- **Dataset content**:
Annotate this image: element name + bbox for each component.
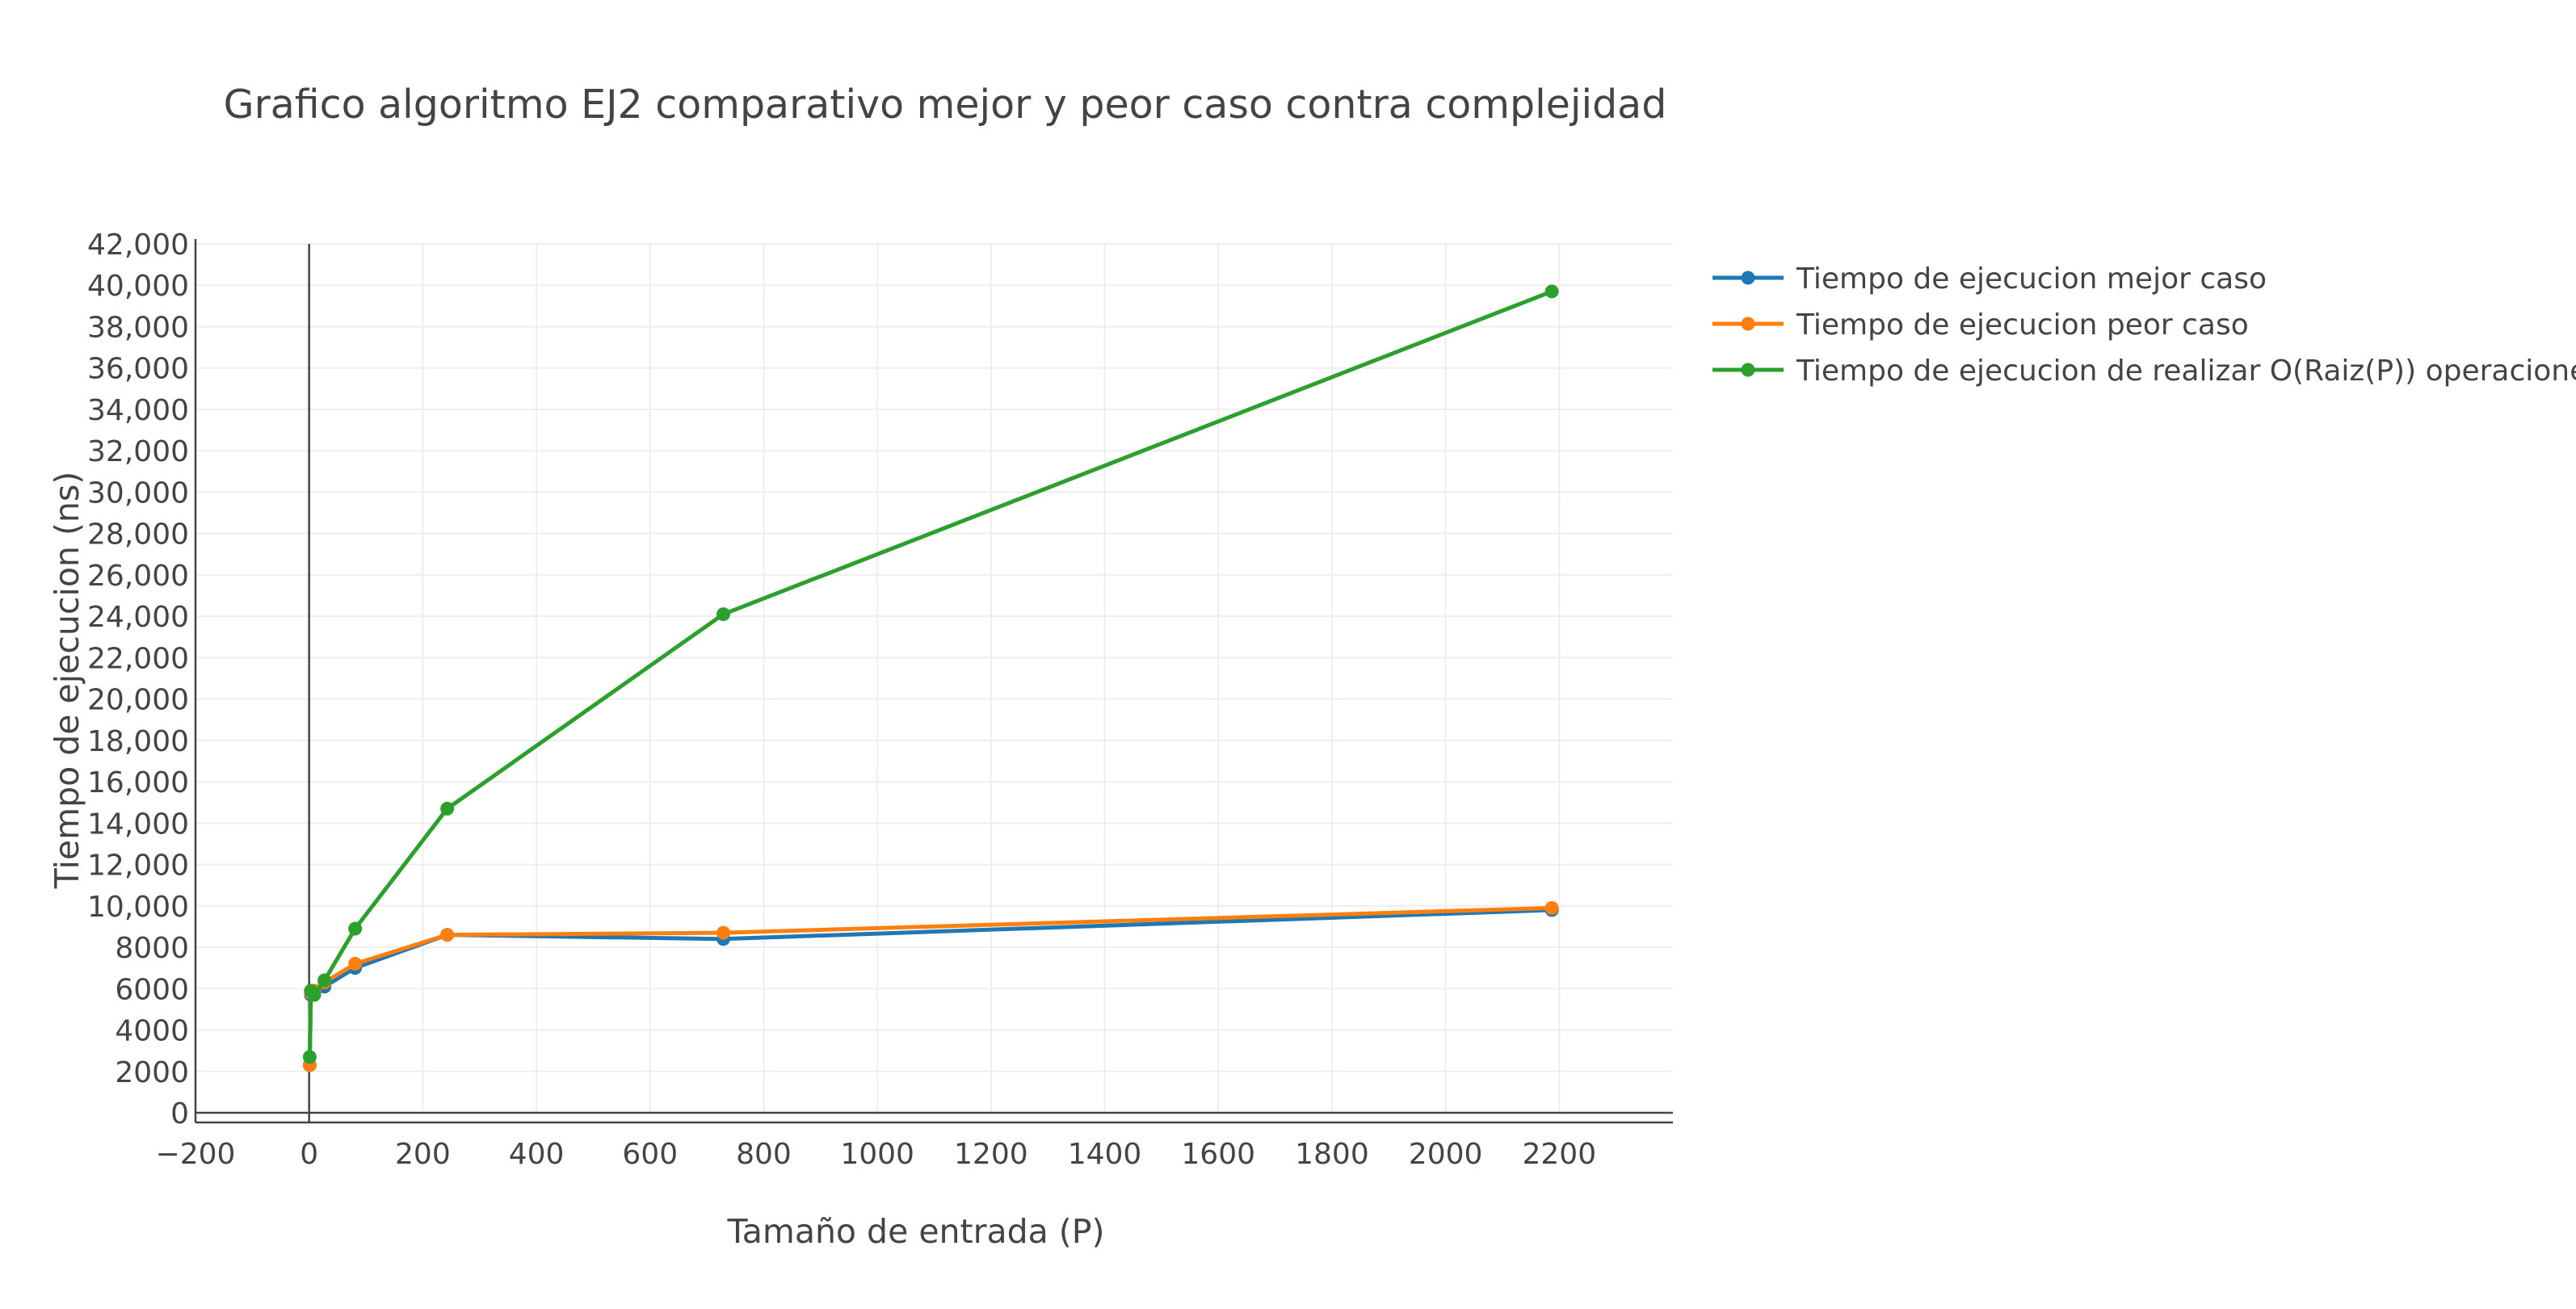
x-tick-label: 800 xyxy=(736,1138,792,1171)
y-tick-label: 36,000 xyxy=(87,353,189,386)
series-line xyxy=(307,289,1554,1059)
y-tick-label: 20,000 xyxy=(87,684,189,717)
y-axis-title: Tiempo de ejecucion (ns) xyxy=(48,472,86,890)
x-tick-label: −200 xyxy=(156,1138,236,1171)
data-point xyxy=(307,988,321,1002)
x-tick-label: 200 xyxy=(395,1138,451,1171)
y-tick-label: 30,000 xyxy=(87,476,189,510)
legend-item[interactable]: Tiempo de ejecucion de realizar O(Raiz(P… xyxy=(1712,355,2576,388)
legend-item[interactable]: Tiempo de ejecucion mejor caso xyxy=(1712,262,2267,296)
x-tick-label: 1400 xyxy=(1068,1138,1142,1171)
y-tick-label: 40,000 xyxy=(87,270,189,303)
y-tick-label: 26,000 xyxy=(87,560,189,593)
legend-item[interactable]: Tiempo de ejecucion peor caso xyxy=(1712,308,2249,342)
y-tick-label: 32,000 xyxy=(87,435,189,468)
x-axis-title: Tamaño de entrada (P) xyxy=(727,1212,1105,1251)
x-tick-label: 2200 xyxy=(1522,1138,1596,1171)
y-tick-label: 24,000 xyxy=(87,601,189,634)
y-tick-label: 42,000 xyxy=(87,229,189,262)
legend-label: Tiempo de ejecucion peor caso xyxy=(1796,308,2249,342)
series-2 xyxy=(302,900,1559,1072)
legend[interactable]: Tiempo de ejecucion mejor caso Tiempo de … xyxy=(1712,262,2576,388)
data-point xyxy=(440,928,455,942)
x-tick-label: 0 xyxy=(300,1138,318,1171)
data-point xyxy=(348,921,363,936)
data-series xyxy=(302,284,1559,1072)
legend-label: Tiempo de ejecucion de realizar O(Raiz(P… xyxy=(1796,355,2576,388)
y-tick-label: 14,000 xyxy=(87,808,189,841)
x-tick-label: 400 xyxy=(509,1138,565,1171)
data-point xyxy=(440,801,455,816)
x-tick-label: 1600 xyxy=(1181,1138,1255,1171)
x-tick-label: 1000 xyxy=(840,1138,914,1171)
legend-marker xyxy=(1741,317,1755,331)
series-3 xyxy=(302,284,1559,1064)
axes: 0200040006000800010,00012,00014,00016,00… xyxy=(87,229,1673,1171)
y-tick-label: 4000 xyxy=(115,1015,189,1048)
legend-marker xyxy=(1741,271,1755,285)
data-point xyxy=(716,607,731,622)
y-tick-label: 18,000 xyxy=(87,725,189,758)
y-tick-label: 38,000 xyxy=(87,311,189,344)
chart-title: Grafico algoritmo EJ2 comparativo mejor … xyxy=(224,82,1667,128)
x-tick-label: 1200 xyxy=(954,1138,1028,1171)
y-tick-label: 6000 xyxy=(115,973,189,1006)
y-tick-label: 2000 xyxy=(115,1056,189,1089)
data-point xyxy=(317,973,332,988)
y-tick-label: 22,000 xyxy=(87,642,189,675)
x-tick-label: 600 xyxy=(622,1138,678,1171)
y-tick-label: 28,000 xyxy=(87,518,189,552)
legend-marker xyxy=(1741,363,1755,377)
y-tick-label: 10,000 xyxy=(87,891,189,924)
y-tick-label: 12,000 xyxy=(87,850,189,883)
x-tick-label: 1800 xyxy=(1295,1138,1369,1171)
data-point xyxy=(1544,900,1559,915)
gridlines xyxy=(195,243,1673,1113)
y-tick-label: 16,000 xyxy=(87,766,189,799)
y-tick-label: 8000 xyxy=(115,932,189,965)
y-tick-label: 34,000 xyxy=(87,394,189,427)
data-point xyxy=(1544,284,1559,299)
data-point xyxy=(302,1050,317,1064)
x-tick-label: 2000 xyxy=(1409,1138,1483,1171)
legend-label: Tiempo de ejecucion mejor caso xyxy=(1796,262,2267,296)
data-point xyxy=(348,957,363,971)
data-point xyxy=(716,925,731,940)
y-tick-label: 0 xyxy=(170,1097,189,1131)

- **Instructions for the task**:
Copy out every line of the records above word for word, and leave the pictures out of your copy.

- **Response to the exercise**:
Annotate this image: element name + bbox for each component.
x-tick-label: 800 xyxy=(736,1138,792,1171)
y-tick-label: 36,000 xyxy=(87,353,189,386)
series-line xyxy=(307,289,1554,1059)
y-tick-label: 20,000 xyxy=(87,684,189,717)
y-axis-title: Tiempo de ejecucion (ns) xyxy=(48,472,86,890)
x-tick-label: −200 xyxy=(156,1138,236,1171)
data-point xyxy=(307,988,321,1002)
x-tick-label: 200 xyxy=(395,1138,451,1171)
y-tick-label: 30,000 xyxy=(87,476,189,510)
legend-item[interactable]: Tiempo de ejecucion de realizar O(Raiz(P… xyxy=(1712,355,2576,388)
legend-item[interactable]: Tiempo de ejecucion mejor caso xyxy=(1712,262,2267,296)
x-tick-label: 1400 xyxy=(1068,1138,1142,1171)
y-tick-label: 40,000 xyxy=(87,270,189,303)
y-tick-label: 26,000 xyxy=(87,560,189,593)
legend-item[interactable]: Tiempo de ejecucion peor caso xyxy=(1712,308,2249,342)
y-tick-label: 32,000 xyxy=(87,435,189,468)
x-axis-title: Tamaño de entrada (P) xyxy=(727,1212,1105,1251)
x-tick-label: 2200 xyxy=(1522,1138,1596,1171)
y-tick-label: 24,000 xyxy=(87,601,189,634)
y-tick-label: 42,000 xyxy=(87,229,189,262)
legend-label: Tiempo de ejecucion peor caso xyxy=(1796,308,2249,342)
series-2 xyxy=(302,900,1559,1072)
legend[interactable]: Tiempo de ejecucion mejor caso Tiempo de … xyxy=(1712,262,2576,388)
data-point xyxy=(440,928,455,942)
x-tick-label: 0 xyxy=(300,1138,318,1171)
data-point xyxy=(348,921,363,936)
data-series xyxy=(302,284,1559,1072)
legend-label: Tiempo de ejecucion de realizar O(Raiz(P… xyxy=(1796,355,2576,388)
y-tick-label: 14,000 xyxy=(87,808,189,841)
x-tick-label: 400 xyxy=(509,1138,565,1171)
data-point xyxy=(440,801,455,816)
x-tick-label: 1600 xyxy=(1181,1138,1255,1171)
x-tick-label: 1000 xyxy=(840,1138,914,1171)
legend-marker xyxy=(1741,317,1755,331)
series-3 xyxy=(302,284,1559,1064)
axes: 0200040006000800010,00012,00014,00016,00… xyxy=(87,229,1673,1171)
y-tick-label: 4000 xyxy=(115,1015,189,1048)
legend-marker xyxy=(1741,271,1755,285)
data-point xyxy=(716,607,731,622)
y-tick-label: 18,000 xyxy=(87,725,189,758)
y-tick-label: 38,000 xyxy=(87,311,189,344)
chart-title: Grafico algoritmo EJ2 comparativo mejor … xyxy=(224,82,1667,128)
x-tick-label: 1200 xyxy=(954,1138,1028,1171)
y-tick-label: 6000 xyxy=(115,973,189,1006)
y-tick-label: 2000 xyxy=(115,1056,189,1089)
data-point xyxy=(317,973,332,988)
y-tick-label: 22,000 xyxy=(87,642,189,675)
x-tick-label: 600 xyxy=(622,1138,678,1171)
y-tick-label: 28,000 xyxy=(87,518,189,552)
legend-marker xyxy=(1741,363,1755,377)
y-tick-label: 10,000 xyxy=(87,891,189,924)
y-tick-label: 12,000 xyxy=(87,850,189,883)
x-tick-label: 1800 xyxy=(1295,1138,1369,1171)
data-point xyxy=(1544,900,1559,915)
gridlines xyxy=(195,243,1673,1113)
y-tick-label: 16,000 xyxy=(87,766,189,799)
y-tick-label: 8000 xyxy=(115,932,189,965)
y-tick-label: 34,000 xyxy=(87,394,189,427)
data-point xyxy=(1544,284,1559,299)
data-point xyxy=(302,1050,317,1064)
x-tick-label: 2000 xyxy=(1409,1138,1483,1171)
legend-label: Tiempo de ejecucion mejor caso xyxy=(1796,262,2267,296)
data-point xyxy=(348,957,363,971)
data-point xyxy=(716,925,731,940)
y-tick-label: 0 xyxy=(170,1097,189,1131)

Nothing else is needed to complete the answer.